Look, what a RAW file actually IS, is exactly that; the RAW data as captured by the sensor, before any processing is applied to it. When you make a JPG in-camera, what is happening is that you tell the camera, via your menus, "I want normal contrast, daylight WB, moderate color saturation, moderate sharpening", whatever you have dialed in. And the processor in the camera then actually does post-processing of the captured, RAW image and spits out a JPG, which is what the camera saves.
Now, when you are processing in Photoshop I am sure you have noticed, for example, that as you bump up contrast past a certain point you begin to lose details in both the shadows and the highlights. Or if you increase saturation past a certain point you may begin to block up already-saturated colors to where they take on a single, flat tonality with no detail in it. The same is basically true of all adjustments.

▶ **MATERIAL PROVIDED**:
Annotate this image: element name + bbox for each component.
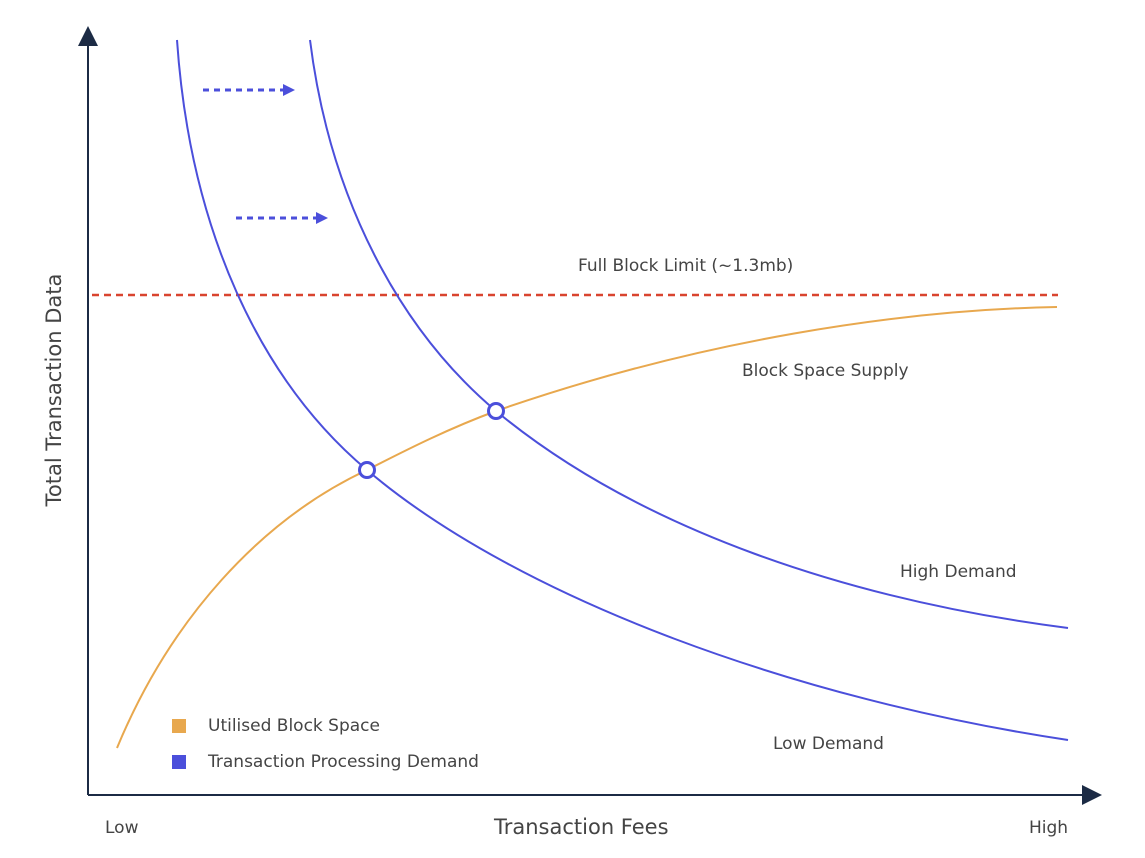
full-block-limit-label: Full Block Limit (~1.3mb) xyxy=(578,256,794,276)
legend-label: Utilised Block Space xyxy=(208,716,380,736)
legend-label: Transaction Processing Demand xyxy=(208,752,479,772)
high-demand-curve xyxy=(309,39,1069,629)
legend-swatch xyxy=(172,719,186,733)
low-demand-label: Low Demand xyxy=(773,734,884,754)
high-equilibrium-point xyxy=(487,402,505,420)
legend-item-supply: Utilised Block Space xyxy=(172,716,380,736)
legend-swatch xyxy=(172,755,186,769)
low-demand-curve xyxy=(176,39,1069,741)
x-high-label: High xyxy=(1029,818,1069,838)
legend-item-demand: Transaction Processing Demand xyxy=(172,752,479,772)
x-axis-title: Transaction Fees xyxy=(494,815,669,839)
supply-label: Block Space Supply xyxy=(742,361,909,381)
x-low-label: Low xyxy=(105,818,139,838)
low-equilibrium-point xyxy=(358,461,376,479)
y-axis-title: Total Transaction Data xyxy=(42,273,66,507)
block-space-supply-curve xyxy=(116,306,1058,749)
high-demand-label: High Demand xyxy=(900,562,1017,582)
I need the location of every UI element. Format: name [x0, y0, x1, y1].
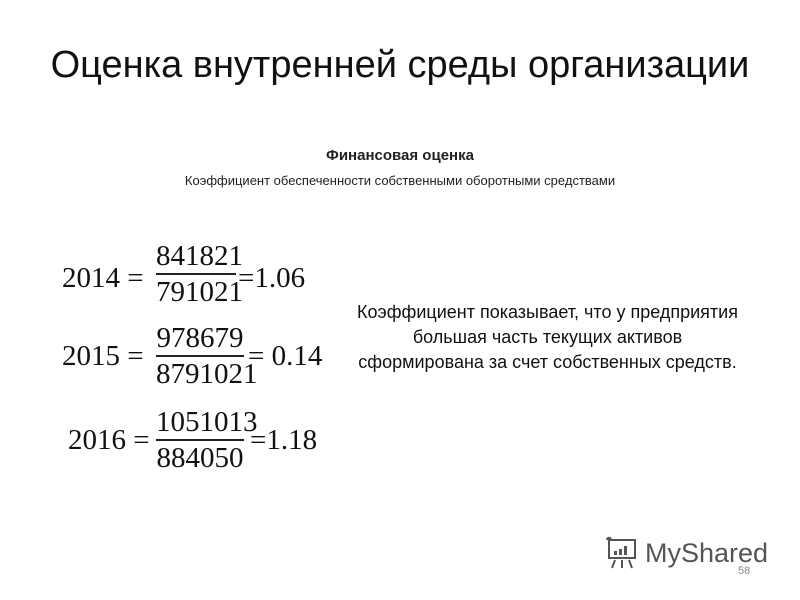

▶ **TASK INSTRUCTIONS**:
(A) From the passage on RAW files, list each camera setting given in the sample instruction that the photographer dials in through the menus before making a JPG in-camera.
(B) Transcribe the passage on RAW files between "Now, when you" and "of all adjustments.", inclusive.
The entries were taken from a different source than the passage on RAW files.

▶ **THE RESULTS**:
(A)
- normal contrast
- daylight WB
- moderate color saturation
- moderate sharpening

(B)
Now, when you are processing in Photoshop I am sure you have noticed, for example, that as you bump up contrast past a certain point you begin to lose details in both the shadows and the highlights. Or if you increase saturation past a certain point you may begin to block up already-saturated colors to where they take on a single, flat tonality with no detail in it. The same is basically true of all adjustments.